## WRITTEN TASK
Filter the records for lines holding the string "plus".
* BEGIN *
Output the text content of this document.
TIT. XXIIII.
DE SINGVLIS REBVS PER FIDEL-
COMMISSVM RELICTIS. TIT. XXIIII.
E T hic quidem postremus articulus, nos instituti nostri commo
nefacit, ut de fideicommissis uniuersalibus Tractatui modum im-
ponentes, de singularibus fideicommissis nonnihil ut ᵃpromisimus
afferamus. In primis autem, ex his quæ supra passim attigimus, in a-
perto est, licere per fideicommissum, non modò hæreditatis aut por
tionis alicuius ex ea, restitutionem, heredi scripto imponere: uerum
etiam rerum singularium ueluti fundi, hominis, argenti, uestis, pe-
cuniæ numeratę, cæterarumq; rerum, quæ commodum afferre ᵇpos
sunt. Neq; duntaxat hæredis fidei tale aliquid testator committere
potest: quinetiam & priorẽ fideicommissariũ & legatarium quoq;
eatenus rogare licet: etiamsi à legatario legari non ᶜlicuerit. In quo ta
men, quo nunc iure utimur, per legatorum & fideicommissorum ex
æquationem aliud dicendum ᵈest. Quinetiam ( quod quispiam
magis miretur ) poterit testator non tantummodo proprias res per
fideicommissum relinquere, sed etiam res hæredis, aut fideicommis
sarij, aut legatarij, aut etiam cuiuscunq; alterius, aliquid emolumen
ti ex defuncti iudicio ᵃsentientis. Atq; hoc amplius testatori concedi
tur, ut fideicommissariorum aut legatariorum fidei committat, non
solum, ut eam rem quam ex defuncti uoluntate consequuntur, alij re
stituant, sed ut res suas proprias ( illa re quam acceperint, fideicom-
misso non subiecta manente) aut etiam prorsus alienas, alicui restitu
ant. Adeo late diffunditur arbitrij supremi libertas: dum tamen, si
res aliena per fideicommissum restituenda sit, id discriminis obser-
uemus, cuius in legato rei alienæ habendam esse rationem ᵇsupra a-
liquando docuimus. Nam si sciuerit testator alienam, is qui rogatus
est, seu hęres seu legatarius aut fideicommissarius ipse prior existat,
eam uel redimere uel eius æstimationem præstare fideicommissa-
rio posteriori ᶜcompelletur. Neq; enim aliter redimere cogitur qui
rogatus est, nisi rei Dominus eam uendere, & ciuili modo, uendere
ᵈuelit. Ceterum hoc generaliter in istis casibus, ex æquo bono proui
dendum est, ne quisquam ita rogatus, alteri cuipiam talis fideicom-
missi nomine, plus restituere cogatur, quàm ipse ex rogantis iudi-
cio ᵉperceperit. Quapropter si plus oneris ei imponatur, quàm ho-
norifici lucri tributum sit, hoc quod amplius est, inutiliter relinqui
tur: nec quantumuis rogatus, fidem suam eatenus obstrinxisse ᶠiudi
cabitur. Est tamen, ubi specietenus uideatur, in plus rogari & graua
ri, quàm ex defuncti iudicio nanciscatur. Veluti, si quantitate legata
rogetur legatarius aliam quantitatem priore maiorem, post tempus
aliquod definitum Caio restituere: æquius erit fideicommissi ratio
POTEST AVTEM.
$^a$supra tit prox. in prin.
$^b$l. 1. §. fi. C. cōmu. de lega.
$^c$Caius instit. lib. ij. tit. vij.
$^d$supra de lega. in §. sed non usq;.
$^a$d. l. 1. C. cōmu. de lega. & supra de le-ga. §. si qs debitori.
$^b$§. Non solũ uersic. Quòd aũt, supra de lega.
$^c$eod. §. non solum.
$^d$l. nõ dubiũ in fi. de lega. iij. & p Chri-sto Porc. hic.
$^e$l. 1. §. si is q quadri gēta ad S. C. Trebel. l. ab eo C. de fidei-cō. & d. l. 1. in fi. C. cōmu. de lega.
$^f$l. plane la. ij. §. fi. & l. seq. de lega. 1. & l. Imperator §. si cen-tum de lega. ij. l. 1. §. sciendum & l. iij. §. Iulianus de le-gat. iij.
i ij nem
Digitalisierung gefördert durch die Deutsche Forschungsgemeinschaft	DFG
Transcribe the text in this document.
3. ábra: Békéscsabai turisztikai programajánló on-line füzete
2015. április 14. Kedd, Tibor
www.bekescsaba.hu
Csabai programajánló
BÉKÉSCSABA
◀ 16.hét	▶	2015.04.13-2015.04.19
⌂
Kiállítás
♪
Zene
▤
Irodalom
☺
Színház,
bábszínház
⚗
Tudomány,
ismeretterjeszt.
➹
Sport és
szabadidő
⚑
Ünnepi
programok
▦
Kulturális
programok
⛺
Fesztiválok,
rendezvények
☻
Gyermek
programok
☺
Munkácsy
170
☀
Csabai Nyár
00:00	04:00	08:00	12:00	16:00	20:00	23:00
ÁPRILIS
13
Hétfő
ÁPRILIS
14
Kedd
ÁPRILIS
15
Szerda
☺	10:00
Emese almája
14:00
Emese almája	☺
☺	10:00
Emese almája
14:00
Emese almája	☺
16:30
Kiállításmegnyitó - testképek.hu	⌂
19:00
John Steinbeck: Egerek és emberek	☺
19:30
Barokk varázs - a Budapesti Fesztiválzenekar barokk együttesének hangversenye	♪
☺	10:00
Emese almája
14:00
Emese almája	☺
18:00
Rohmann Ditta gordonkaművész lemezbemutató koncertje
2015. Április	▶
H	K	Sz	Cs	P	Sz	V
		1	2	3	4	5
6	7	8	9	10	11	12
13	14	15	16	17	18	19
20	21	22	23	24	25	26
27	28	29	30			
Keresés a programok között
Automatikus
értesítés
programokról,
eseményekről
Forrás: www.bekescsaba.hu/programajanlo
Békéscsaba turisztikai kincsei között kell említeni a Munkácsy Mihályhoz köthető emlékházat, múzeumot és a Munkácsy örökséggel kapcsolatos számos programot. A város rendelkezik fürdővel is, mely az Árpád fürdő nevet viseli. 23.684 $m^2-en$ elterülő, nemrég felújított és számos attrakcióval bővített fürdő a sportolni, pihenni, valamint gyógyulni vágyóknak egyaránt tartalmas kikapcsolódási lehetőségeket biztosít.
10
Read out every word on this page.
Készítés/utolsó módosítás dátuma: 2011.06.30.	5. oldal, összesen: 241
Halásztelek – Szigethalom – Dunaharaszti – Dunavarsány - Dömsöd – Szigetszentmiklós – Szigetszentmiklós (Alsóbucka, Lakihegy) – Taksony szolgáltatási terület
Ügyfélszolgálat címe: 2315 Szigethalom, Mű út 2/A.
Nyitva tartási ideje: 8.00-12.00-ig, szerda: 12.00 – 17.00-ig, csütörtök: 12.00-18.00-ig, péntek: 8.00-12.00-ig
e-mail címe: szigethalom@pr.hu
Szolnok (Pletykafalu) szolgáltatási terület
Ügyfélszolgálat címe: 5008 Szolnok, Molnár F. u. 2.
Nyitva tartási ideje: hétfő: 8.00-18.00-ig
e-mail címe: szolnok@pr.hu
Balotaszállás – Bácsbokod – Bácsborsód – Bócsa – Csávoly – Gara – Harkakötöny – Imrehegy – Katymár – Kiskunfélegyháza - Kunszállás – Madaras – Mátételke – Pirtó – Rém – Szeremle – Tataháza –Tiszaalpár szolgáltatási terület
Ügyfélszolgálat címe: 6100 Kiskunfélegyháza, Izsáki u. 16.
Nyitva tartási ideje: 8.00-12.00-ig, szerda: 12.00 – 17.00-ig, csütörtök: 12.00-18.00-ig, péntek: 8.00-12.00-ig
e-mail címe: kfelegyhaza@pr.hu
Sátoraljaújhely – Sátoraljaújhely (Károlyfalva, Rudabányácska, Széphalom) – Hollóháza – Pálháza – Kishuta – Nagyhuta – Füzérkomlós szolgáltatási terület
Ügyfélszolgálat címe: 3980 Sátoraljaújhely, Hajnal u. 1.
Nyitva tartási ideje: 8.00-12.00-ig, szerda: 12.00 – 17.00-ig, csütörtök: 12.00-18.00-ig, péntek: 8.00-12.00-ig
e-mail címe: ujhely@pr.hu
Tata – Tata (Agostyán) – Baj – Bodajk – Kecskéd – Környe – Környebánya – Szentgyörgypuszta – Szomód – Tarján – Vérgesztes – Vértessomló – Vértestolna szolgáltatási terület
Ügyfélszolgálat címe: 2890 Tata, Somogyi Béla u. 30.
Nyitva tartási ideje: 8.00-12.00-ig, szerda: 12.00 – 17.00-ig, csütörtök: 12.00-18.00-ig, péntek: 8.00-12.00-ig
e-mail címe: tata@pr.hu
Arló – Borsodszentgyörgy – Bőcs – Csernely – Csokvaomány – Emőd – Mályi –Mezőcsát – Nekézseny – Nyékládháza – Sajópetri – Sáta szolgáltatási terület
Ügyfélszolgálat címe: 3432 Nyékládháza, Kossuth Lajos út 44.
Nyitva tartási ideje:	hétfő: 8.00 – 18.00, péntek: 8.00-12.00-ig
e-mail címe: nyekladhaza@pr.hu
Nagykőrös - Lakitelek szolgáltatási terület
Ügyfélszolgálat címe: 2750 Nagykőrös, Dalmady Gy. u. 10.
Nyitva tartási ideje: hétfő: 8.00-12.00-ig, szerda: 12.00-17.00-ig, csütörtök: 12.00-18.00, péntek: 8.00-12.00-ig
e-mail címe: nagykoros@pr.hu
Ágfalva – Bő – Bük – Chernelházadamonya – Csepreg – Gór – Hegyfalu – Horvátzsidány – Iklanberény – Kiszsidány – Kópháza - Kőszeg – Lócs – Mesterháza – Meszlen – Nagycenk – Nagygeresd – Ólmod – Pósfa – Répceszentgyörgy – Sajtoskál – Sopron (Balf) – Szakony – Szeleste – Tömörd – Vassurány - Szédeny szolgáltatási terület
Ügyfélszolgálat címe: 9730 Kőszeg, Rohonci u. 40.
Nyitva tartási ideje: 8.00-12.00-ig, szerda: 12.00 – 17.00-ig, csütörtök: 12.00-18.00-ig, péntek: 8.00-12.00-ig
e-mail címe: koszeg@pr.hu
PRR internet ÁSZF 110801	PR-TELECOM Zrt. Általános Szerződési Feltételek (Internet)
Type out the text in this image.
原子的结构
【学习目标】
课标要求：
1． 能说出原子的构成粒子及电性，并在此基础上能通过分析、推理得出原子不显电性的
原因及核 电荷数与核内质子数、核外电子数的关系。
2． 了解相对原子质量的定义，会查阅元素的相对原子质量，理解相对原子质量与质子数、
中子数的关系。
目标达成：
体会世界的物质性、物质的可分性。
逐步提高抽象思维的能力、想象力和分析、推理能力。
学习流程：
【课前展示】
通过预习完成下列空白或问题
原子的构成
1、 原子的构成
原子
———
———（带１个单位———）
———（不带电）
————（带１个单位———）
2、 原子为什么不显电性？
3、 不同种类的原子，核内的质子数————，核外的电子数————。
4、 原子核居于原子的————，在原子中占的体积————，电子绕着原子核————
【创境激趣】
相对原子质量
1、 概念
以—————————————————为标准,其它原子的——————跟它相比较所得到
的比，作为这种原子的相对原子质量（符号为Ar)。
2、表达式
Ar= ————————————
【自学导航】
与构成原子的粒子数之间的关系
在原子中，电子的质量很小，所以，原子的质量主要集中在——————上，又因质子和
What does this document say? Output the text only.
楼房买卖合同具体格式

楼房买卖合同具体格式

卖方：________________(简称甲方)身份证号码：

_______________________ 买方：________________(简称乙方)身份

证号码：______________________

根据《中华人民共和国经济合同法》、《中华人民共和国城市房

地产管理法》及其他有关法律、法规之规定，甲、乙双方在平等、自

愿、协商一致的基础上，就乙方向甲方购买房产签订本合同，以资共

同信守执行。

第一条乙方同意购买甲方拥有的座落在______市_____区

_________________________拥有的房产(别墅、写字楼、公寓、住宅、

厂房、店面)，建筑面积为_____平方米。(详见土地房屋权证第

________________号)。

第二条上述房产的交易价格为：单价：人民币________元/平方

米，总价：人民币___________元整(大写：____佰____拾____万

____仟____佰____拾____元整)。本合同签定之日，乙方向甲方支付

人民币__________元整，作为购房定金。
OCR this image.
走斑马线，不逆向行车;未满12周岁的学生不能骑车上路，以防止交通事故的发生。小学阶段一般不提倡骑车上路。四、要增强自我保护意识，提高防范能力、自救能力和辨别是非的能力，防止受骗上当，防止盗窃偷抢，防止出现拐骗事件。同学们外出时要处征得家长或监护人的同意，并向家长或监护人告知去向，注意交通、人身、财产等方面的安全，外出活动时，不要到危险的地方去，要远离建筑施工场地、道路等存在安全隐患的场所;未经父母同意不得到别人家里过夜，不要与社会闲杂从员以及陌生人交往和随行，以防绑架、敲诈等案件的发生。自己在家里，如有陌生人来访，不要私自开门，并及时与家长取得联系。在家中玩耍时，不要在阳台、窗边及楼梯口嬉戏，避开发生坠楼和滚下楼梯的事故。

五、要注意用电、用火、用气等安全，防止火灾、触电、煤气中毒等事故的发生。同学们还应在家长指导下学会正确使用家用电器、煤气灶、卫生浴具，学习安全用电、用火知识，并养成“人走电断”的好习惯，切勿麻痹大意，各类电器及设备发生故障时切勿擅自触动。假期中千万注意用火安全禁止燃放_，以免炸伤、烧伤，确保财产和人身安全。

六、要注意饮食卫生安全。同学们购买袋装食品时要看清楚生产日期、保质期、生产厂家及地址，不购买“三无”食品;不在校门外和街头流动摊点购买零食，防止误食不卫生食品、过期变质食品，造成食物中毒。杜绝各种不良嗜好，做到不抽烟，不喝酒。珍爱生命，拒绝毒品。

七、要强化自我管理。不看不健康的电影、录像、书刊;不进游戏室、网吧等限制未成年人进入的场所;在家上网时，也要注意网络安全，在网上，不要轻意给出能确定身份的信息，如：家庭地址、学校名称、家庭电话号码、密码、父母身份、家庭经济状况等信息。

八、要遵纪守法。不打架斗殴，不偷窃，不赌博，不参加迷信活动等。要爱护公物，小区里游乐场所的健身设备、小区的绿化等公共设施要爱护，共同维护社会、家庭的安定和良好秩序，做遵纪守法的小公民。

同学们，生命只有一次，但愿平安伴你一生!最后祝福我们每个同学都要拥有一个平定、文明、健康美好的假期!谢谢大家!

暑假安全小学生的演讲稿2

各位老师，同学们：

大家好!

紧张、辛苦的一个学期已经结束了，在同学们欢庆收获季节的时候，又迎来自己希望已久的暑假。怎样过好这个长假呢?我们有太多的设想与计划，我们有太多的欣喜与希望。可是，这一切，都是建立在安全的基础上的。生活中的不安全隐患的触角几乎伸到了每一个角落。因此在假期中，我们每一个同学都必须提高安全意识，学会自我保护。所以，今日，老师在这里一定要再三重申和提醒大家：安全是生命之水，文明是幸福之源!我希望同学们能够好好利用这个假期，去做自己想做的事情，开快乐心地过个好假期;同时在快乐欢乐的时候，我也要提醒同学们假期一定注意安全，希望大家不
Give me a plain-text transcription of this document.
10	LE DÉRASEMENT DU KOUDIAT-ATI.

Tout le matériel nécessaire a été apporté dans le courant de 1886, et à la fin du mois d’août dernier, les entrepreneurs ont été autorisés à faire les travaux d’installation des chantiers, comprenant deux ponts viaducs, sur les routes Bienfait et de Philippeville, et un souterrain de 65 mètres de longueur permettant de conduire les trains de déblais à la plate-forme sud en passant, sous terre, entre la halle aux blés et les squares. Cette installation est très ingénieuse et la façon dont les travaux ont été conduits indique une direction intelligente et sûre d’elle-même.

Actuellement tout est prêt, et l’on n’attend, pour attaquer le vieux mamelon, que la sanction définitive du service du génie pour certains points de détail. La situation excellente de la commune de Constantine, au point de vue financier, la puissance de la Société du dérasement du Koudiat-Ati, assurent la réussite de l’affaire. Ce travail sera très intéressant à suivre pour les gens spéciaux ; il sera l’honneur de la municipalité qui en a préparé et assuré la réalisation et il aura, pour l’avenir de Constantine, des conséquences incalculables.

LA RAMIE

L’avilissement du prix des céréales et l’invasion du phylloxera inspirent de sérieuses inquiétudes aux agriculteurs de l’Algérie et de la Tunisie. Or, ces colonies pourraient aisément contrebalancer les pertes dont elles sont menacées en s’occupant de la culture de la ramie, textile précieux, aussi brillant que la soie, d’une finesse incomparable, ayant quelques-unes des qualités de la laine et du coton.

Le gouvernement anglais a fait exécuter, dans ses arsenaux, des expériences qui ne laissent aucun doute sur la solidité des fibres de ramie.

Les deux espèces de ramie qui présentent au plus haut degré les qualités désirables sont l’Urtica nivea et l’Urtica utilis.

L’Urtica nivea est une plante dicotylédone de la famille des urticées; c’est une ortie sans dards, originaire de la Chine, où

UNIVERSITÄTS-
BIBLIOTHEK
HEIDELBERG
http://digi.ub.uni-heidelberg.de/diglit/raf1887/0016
* END *
## ANSWER
missi nomine, plus restituere cogatur, quàm ipse ex rogantis iudi-
cio ᵉperceperit. Quapropter si plus oneris ei imponatur, quàm ho-
cabitur. Est tamen, ubi specietenus uideatur, in plus rogari & graua
Les deux espèces de ramie qui présentent au plus haut degré les qualités désirables sont l’Urtica nivea et l’Urtica utilis.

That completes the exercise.